* **The request**
Please extract the lines of the listing exactly as they stand, starting with the line containing "- observed-point: [191, 192, 196, 197]" and going on through the line containing "- x-tick-label: 2015-05: [370, 421, 433, 439]".

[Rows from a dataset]
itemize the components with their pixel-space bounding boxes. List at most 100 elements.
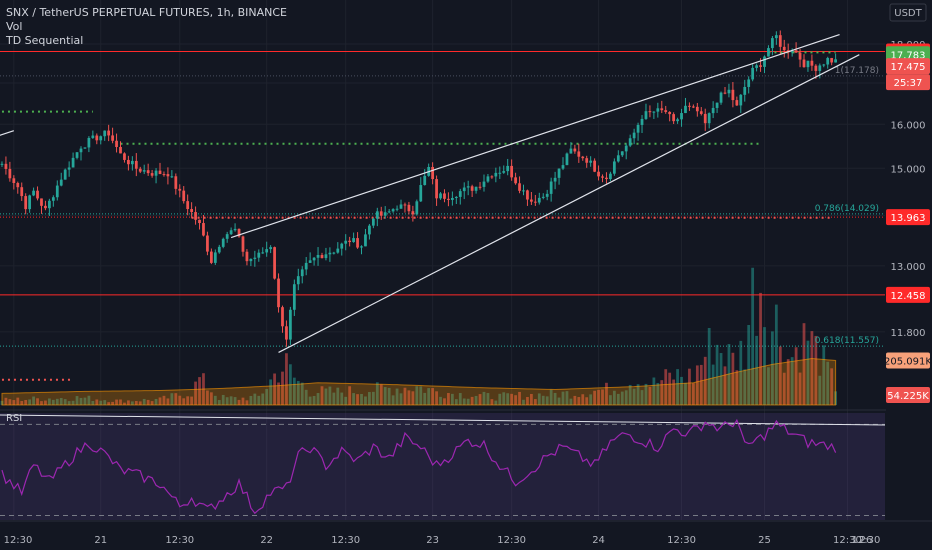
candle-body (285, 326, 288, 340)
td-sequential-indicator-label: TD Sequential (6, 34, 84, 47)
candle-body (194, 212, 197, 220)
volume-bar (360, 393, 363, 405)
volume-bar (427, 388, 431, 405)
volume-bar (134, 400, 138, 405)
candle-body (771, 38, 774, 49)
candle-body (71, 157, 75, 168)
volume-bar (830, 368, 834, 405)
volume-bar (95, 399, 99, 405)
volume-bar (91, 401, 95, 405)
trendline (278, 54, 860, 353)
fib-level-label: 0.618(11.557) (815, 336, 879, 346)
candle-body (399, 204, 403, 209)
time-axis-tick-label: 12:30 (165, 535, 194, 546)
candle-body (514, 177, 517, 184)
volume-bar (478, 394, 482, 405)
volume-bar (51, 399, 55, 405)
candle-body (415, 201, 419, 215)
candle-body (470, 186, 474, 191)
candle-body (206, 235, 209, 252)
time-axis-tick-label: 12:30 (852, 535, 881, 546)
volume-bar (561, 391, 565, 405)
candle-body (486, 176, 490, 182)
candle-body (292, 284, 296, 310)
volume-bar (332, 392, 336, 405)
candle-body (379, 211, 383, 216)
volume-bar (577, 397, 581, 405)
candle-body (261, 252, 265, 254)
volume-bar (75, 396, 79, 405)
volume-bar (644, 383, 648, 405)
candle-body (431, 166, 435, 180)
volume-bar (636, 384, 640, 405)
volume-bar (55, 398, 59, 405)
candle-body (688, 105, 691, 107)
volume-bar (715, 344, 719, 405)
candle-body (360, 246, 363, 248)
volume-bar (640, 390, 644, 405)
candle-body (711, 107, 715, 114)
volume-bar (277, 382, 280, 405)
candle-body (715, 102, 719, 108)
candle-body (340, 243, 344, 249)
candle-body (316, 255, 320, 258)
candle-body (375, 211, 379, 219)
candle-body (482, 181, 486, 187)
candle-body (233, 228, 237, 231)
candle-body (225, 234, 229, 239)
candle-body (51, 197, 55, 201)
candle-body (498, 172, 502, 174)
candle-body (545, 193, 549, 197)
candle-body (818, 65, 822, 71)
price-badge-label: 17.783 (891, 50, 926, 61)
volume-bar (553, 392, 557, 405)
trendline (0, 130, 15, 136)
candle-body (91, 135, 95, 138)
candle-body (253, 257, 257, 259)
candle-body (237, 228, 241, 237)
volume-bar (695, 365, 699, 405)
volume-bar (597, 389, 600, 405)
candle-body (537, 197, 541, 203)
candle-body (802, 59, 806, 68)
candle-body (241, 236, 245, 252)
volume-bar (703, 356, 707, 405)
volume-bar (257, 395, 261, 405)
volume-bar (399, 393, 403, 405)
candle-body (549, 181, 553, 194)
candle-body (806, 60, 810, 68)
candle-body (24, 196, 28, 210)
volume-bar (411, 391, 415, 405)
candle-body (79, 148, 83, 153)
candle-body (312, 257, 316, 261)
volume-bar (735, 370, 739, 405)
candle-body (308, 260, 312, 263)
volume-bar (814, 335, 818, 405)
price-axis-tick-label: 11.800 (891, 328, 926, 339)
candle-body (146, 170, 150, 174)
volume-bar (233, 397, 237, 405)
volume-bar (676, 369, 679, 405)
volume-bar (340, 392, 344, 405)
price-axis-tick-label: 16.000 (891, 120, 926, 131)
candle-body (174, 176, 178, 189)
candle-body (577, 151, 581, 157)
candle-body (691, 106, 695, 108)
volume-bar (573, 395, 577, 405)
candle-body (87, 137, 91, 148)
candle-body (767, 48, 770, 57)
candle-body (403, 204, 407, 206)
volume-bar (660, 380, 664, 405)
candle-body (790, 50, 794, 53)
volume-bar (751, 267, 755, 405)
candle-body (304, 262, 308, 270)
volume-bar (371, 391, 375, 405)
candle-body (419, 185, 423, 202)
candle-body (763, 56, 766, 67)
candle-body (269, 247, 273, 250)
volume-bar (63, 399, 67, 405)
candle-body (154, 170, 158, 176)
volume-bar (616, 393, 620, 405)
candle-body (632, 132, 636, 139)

==

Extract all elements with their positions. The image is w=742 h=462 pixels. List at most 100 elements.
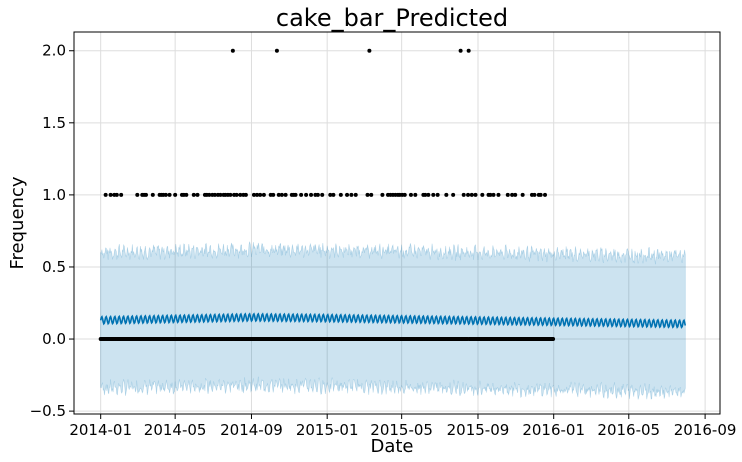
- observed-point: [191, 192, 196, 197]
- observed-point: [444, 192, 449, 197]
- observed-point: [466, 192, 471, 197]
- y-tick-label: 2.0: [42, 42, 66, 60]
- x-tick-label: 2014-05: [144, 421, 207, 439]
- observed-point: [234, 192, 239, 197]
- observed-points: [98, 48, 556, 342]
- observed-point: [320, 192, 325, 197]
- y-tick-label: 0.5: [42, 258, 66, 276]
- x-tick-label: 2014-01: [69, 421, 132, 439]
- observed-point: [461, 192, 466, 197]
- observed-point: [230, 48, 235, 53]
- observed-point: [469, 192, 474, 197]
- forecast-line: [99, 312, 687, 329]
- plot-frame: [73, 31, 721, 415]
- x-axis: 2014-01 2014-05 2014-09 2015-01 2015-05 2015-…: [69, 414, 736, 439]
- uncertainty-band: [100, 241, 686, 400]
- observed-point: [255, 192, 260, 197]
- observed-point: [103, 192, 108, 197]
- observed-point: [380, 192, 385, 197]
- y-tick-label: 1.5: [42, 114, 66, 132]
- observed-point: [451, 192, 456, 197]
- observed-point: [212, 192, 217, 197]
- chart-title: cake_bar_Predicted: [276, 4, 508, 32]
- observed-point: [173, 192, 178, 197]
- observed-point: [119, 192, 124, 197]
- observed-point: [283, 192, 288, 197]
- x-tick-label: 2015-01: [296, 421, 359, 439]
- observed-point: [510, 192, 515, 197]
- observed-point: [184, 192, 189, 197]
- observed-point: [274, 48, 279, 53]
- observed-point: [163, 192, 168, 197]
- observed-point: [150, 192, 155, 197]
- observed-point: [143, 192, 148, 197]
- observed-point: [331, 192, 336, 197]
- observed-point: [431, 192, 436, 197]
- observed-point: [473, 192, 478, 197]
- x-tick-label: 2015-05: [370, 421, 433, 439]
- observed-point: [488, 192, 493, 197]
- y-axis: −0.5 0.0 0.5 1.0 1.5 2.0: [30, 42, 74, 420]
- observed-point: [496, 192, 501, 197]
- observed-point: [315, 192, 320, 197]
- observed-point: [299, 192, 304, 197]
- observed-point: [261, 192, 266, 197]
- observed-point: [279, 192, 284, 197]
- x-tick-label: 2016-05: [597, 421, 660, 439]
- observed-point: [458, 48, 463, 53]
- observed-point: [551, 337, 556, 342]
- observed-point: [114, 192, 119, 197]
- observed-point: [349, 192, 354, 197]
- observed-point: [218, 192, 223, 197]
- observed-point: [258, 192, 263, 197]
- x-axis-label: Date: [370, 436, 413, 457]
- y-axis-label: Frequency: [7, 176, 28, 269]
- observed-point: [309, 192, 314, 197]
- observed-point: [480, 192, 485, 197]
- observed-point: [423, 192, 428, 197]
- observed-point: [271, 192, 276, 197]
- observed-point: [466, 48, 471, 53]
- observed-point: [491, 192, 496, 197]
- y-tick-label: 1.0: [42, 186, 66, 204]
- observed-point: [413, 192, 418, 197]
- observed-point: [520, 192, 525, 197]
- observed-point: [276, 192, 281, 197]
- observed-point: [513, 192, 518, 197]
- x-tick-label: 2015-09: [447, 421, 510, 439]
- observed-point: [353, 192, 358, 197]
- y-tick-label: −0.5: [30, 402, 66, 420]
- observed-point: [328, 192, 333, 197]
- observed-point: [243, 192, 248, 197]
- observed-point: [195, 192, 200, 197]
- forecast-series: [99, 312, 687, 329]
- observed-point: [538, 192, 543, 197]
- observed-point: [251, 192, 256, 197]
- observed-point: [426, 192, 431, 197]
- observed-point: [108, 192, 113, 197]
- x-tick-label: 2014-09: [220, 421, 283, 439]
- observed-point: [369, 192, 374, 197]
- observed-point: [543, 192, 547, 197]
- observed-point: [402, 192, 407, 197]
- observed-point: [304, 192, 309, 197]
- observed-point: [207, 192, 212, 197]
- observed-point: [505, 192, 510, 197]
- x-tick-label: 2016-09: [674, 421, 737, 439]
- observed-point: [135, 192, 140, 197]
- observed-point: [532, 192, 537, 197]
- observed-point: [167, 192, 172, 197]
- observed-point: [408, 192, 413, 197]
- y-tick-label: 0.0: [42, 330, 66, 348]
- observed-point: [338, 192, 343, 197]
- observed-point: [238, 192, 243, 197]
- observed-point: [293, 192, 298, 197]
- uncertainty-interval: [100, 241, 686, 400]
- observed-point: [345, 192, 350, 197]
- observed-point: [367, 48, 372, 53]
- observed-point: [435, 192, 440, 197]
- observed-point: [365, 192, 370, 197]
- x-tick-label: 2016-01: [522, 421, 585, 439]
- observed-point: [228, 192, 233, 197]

* **Complete answer**
- observed-point: [191, 192, 196, 197]
- observed-point: [444, 192, 449, 197]
- observed-point: [466, 192, 471, 197]
- y-tick-label: 2.0: [42, 42, 66, 60]
- x-tick-label: 2014-05: [144, 421, 207, 439]
- observed-point: [234, 192, 239, 197]
- observed-points: [98, 48, 556, 342]
- observed-point: [320, 192, 325, 197]
- y-tick-label: 0.5: [42, 258, 66, 276]
- x-tick-label: 2014-01: [69, 421, 132, 439]
- observed-point: [461, 192, 466, 197]
- observed-point: [230, 48, 235, 53]
- observed-point: [469, 192, 474, 197]
- forecast-line: [99, 312, 687, 329]
- plot-frame: [73, 31, 721, 415]
- x-axis: 2014-01 2014-05 2014-09 2015-01 2015-05 2015-…: [69, 414, 736, 439]
- uncertainty-band: [100, 241, 686, 400]
- observed-point: [255, 192, 260, 197]
- observed-point: [103, 192, 108, 197]
- observed-point: [380, 192, 385, 197]
- y-tick-label: 1.5: [42, 114, 66, 132]
- observed-point: [451, 192, 456, 197]
- observed-point: [212, 192, 217, 197]
- chart-title: cake_bar_Predicted: [276, 4, 508, 32]
- observed-point: [173, 192, 178, 197]
- observed-point: [119, 192, 124, 197]
- observed-point: [283, 192, 288, 197]
- x-tick-label: 2015-01: [296, 421, 359, 439]
- observed-point: [510, 192, 515, 197]
- observed-point: [184, 192, 189, 197]
- observed-point: [274, 48, 279, 53]
- observed-point: [163, 192, 168, 197]
- observed-point: [150, 192, 155, 197]
- observed-point: [143, 192, 148, 197]
- observed-point: [331, 192, 336, 197]
- observed-point: [431, 192, 436, 197]
- observed-point: [473, 192, 478, 197]
- x-tick-label: 2015-05: [370, 421, 433, 439]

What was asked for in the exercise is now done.